____ INPUT ROWS

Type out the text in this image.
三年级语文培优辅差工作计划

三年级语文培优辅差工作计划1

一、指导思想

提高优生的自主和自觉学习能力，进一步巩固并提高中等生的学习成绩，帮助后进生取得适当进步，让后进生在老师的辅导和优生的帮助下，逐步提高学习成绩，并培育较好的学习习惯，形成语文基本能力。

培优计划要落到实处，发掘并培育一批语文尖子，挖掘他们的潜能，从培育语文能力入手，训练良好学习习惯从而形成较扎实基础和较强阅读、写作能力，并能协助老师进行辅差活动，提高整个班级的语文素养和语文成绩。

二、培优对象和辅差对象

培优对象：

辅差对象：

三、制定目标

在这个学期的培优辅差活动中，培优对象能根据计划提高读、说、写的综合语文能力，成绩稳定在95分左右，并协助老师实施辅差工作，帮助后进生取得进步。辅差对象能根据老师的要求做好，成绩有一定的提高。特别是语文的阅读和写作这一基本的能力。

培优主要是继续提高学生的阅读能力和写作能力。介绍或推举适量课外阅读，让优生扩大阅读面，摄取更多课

________
____ INPUT ROWS

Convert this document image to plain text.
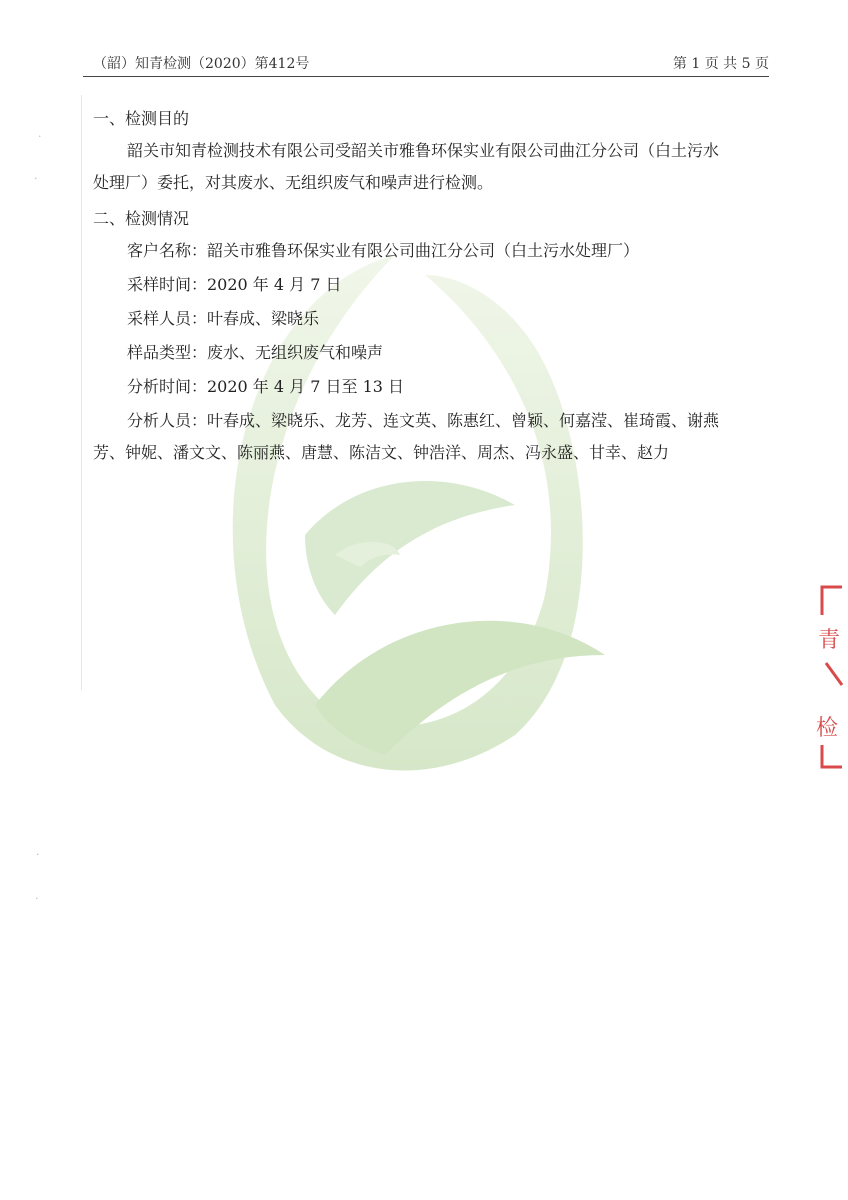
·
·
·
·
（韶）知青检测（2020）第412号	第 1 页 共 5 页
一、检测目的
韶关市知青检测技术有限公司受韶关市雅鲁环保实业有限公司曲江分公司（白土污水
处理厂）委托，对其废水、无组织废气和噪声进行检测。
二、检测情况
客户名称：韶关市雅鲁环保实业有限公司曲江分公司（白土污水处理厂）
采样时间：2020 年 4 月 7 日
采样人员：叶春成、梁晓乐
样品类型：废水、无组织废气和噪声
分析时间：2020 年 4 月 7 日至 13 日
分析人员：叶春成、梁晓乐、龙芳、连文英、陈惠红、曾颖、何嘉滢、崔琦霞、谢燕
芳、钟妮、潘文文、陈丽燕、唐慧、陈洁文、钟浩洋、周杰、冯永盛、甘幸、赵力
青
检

________

**OBJECTIVE:**
Among the lines of the records above, count those holding the string "image", and report only the number.

**RESULT:**
2